Problems to solve ->
1: Answer these questions from the HIE passage, one per line:
(a) What was HIE initially set up to do?
(b) What two capabilities does Lewis say collecting integrated information allows?
(c) Across which settings can information support patient/client care?
2: Write out the stretch of the HIE passage from "It also makes" through "and emergency departments.", switching "population health surveys" to "community health surveys".

Exercise passage ->
--- --- ---
Collecting integrated information organised by subject area, as a series of snapshots, "is of significantly more value than having the same information stored in different forms within multiple operational systems", Lewis insists.
"It allows a dynamic reporting capability and the ability to obtain longitudinal views of historical data, something which is extremely difficult to achieve in operational systems," he says.
Initially set up to reduce the number of data collections across NSW Health, HIE will in fact address a range of issues for the organisation. These include the difficulty of linking inputs with activities and clinical outcomes, the need for adherence to standards, the time consuming and fragmented nature of data reporting and the resources required for collection of Department of Health data.
It also makes it possible to make links between health needs as expressed in demand for services, population health surveys and the services NSW Health provides, to the effectiveness of those services and to the resources used to provide those services. And it makes it possible to provide information that will support patient/client care across a variety of settings, from hospital in-patient through GP to Community Health, accident and emergency departments.
--- --- ---
Listed records ->

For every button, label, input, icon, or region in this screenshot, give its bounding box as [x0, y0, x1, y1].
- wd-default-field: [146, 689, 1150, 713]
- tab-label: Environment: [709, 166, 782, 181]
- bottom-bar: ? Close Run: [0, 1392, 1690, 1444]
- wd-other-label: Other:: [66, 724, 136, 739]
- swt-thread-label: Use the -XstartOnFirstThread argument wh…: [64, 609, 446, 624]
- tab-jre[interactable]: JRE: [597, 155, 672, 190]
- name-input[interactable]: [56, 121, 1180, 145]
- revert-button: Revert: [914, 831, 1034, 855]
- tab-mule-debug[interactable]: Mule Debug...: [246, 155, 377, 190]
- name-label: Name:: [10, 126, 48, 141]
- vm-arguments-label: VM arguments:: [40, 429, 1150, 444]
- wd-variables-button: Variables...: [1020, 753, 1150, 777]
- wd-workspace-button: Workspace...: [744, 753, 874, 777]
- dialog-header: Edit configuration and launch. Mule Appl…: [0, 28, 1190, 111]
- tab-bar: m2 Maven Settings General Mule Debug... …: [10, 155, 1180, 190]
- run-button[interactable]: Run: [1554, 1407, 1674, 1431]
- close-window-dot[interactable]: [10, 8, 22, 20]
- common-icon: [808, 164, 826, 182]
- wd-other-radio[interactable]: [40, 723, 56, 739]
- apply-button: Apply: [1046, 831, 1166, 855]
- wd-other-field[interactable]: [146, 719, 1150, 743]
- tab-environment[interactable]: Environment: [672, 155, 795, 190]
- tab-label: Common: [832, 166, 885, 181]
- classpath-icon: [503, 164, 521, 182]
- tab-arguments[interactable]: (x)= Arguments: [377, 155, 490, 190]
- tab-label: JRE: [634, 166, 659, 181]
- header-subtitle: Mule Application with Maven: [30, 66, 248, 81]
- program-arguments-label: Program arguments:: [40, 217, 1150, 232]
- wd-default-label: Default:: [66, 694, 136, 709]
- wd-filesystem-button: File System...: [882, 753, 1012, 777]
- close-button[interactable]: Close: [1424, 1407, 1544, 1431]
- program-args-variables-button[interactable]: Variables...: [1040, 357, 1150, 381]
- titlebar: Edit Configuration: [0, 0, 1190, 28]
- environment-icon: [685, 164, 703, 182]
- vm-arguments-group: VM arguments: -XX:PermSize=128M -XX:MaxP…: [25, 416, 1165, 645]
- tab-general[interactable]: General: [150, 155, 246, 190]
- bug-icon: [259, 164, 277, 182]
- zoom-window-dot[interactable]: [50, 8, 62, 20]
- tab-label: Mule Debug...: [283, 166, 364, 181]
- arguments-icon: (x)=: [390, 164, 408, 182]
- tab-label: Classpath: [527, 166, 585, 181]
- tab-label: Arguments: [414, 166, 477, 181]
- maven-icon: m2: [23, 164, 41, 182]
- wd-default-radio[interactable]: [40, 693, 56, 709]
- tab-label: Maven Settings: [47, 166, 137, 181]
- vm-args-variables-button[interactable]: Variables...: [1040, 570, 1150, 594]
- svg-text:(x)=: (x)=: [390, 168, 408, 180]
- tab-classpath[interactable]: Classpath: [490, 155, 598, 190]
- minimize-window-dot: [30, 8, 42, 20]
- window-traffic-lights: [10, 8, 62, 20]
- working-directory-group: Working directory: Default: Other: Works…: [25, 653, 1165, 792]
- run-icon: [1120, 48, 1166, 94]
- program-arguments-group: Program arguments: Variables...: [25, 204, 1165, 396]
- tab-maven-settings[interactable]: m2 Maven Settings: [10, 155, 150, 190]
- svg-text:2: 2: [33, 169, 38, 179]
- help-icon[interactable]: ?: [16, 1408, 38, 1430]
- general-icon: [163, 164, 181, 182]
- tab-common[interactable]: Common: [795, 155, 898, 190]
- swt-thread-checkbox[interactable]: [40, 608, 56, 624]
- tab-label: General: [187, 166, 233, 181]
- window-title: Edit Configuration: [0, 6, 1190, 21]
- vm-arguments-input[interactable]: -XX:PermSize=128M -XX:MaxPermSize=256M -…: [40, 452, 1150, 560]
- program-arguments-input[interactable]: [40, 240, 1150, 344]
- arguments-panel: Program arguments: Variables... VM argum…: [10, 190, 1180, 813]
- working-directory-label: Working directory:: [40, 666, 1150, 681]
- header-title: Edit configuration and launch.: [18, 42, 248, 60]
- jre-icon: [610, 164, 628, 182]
--- --- ---
Exercise solutions ->
1:
(a) To reduce the number of data collections across NSW Health.
(b) A dynamic reporting capability and the ability to obtain longitudinal views of historical data.
(c) From hospital in-patient through GP to Community Health, accident and emergency departments.

2:
It also makes it possible to make links between health needs as expressed in demand for services, community health surveys and the services NSW Health provides, to the effectiveness of those services and to the resources used to provide those services. And it makes it possible to provide information that will support patient/client care across a variety of settings, from hospital in-patient through GP to Community Health, accident and emergency departments.